_Stored data_:
------------------------------------------------------------

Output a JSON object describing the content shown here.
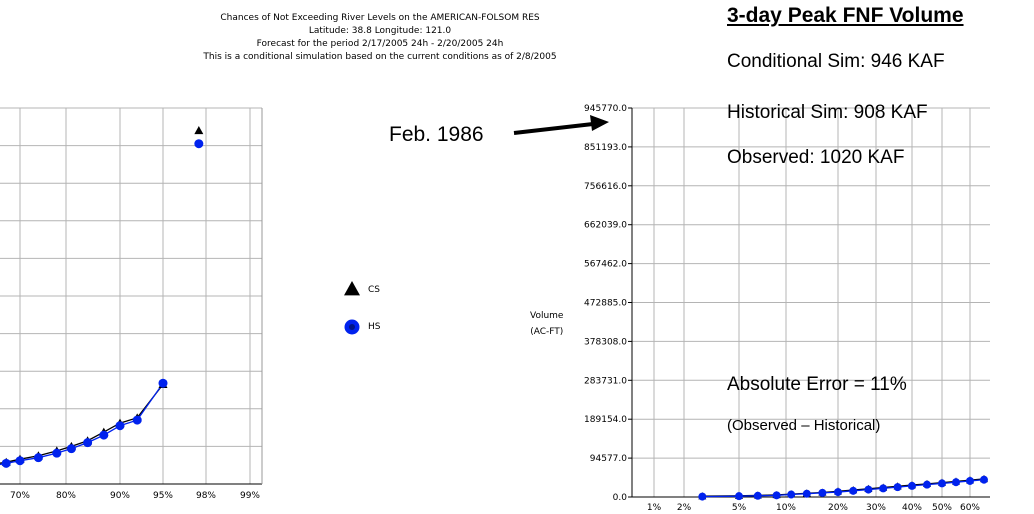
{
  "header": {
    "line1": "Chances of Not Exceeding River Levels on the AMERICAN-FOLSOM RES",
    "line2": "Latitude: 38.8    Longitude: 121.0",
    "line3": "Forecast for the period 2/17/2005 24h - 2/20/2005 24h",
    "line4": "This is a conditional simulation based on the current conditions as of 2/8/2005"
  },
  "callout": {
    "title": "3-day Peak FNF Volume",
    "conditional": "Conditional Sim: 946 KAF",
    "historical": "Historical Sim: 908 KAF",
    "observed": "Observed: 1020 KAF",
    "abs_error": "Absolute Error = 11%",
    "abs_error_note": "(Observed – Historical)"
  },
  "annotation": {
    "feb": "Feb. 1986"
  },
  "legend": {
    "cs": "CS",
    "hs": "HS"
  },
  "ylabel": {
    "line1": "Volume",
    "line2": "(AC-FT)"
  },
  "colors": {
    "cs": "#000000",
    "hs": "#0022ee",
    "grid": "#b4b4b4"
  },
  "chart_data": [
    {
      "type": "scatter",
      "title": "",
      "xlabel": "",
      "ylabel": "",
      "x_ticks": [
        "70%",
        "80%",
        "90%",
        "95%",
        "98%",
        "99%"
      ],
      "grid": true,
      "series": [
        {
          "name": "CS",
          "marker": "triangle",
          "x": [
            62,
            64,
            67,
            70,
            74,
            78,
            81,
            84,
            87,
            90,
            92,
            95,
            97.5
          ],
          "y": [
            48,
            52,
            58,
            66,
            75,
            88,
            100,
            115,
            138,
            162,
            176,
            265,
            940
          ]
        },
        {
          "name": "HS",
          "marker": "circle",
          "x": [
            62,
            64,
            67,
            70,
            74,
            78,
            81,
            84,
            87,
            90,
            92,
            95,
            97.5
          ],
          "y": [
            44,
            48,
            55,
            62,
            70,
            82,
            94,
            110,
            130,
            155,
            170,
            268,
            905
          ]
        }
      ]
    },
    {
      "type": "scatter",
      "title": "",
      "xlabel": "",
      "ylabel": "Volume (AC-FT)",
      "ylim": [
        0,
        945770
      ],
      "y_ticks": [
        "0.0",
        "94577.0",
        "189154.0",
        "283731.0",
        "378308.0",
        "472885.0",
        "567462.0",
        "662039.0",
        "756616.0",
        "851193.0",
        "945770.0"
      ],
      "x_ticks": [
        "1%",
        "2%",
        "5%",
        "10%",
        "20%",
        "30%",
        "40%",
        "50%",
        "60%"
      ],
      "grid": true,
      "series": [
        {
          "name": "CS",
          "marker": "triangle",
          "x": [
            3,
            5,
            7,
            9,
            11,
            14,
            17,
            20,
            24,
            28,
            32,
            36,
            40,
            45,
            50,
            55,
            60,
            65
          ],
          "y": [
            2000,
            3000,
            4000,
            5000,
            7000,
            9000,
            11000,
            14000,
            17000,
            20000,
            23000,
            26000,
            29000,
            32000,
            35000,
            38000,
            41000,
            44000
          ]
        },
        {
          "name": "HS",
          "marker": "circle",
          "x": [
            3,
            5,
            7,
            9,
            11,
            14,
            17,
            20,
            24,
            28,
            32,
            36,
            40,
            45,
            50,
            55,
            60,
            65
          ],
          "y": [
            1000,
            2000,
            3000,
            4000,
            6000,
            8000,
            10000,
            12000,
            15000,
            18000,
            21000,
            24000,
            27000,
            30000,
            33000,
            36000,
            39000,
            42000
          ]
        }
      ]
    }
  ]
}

------------------------------------------------------------

_What you are asked to do_: From the entries above, output every line exactly and omit any image.

_Answer to this problem_:
Output a JSON object describing the content shown here.
{
  "header": {
    "line1": "Chances of Not Exceeding River Levels on the AMERICAN-FOLSOM RES",
    "line2": "Latitude: 38.8    Longitude: 121.0",
    "line3": "Forecast for the period 2/17/2005 24h - 2/20/2005 24h",
    "line4": "This is a conditional simulation based on the current conditions as of 2/8/2005"
  },
  "callout": {
    "title": "3-day Peak FNF Volume",
    "conditional": "Conditional Sim: 946 KAF",
    "historical": "Historical Sim: 908 KAF",
    "observed": "Observed: 1020 KAF",
    "abs_error": "Absolute Error = 11%",
    "abs_error_note": "(Observed – Historical)"
  },
  "annotation": {
    "feb": "Feb. 1986"
  },
  "legend": {
    "cs": "CS",
    "hs": "HS"
  },
  "ylabel": {
    "line1": "Volume",
    "line2": "(AC-FT)"
  },
  "colors": {
    "cs": "#000000",
    "hs": "#0022ee",
    "grid": "#b4b4b4"
  },
  "chart_data": [
    {
      "type": "scatter",
      "title": "",
      "xlabel": "",
      "ylabel": "",
      "x_ticks": [
        "70%",
        "80%",
        "90%",
        "95%",
        "98%",
        "99%"
      ],
      "grid": true,
      "series": [
        {
          "name": "CS",
          "marker": "triangle",
          "x": [
            62,
            64,
            67,
            70,
            74,
            78,
            81,
            84,
            87,
            90,
            92,
            95,
            97.5
          ],
          "y": [
            48,
            52,
            58,
            66,
            75,
            88,
            100,
            115,
            138,
            162,
            176,
            265,
            940
          ]
        },
        {
          "name": "HS",
          "marker": "circle",
          "x": [
            62,
            64,
            67,
            70,
            74,
            78,
            81,
            84,
            87,
            90,
            92,
            95,
            97.5
          ],
          "y": [
            44,
            48,
            55,
            62,
            70,
            82,
            94,
            110,
            130,
            155,
            170,
            268,
            905
          ]
        }
      ]
    },
    {
      "type": "scatter",
      "title": "",
      "xlabel": "",
      "ylabel": "Volume (AC-FT)",
      "ylim": [
        0,
        945770
      ],
      "y_ticks": [
        "0.0",
        "94577.0",
        "189154.0",
        "283731.0",
        "378308.0",
        "472885.0",
        "567462.0",
        "662039.0",
        "756616.0",
        "851193.0",
        "945770.0"
      ],
      "x_ticks": [
        "1%",
        "2%",
        "5%",
        "10%",
        "20%",
        "30%",
        "40%",
        "50%",
        "60%"
      ],
      "grid": true,
      "series": [
        {
          "name": "CS",
          "marker": "triangle",
          "x": [
            3,
            5,
            7,
            9,
            11,
            14,
            17,
            20,
            24,
            28,
            32,
            36,
            40,
            45,
            50,
            55,
            60,
            65
          ],
          "y": [
            2000,
            3000,
            4000,
            5000,
            7000,
            9000,
            11000,
            14000,
            17000,
            20000,
            23000,
            26000,
            29000,
            32000,
            35000,
            38000,
            41000,
            44000
          ]
        },
        {
          "name": "HS",
          "marker": "circle",
          "x": [
            3,
            5,
            7,
            9,
            11,
            14,
            17,
            20,
            24,
            28,
            32,
            36,
            40,
            45,
            50,
            55,
            60,
            65
          ],
          "y": [
            1000,
            2000,
            3000,
            4000,
            6000,
            8000,
            10000,
            12000,
            15000,
            18000,
            21000,
            24000,
            27000,
            30000,
            33000,
            36000,
            39000,
            42000
          ]
        }
      ]
    }
  ]
}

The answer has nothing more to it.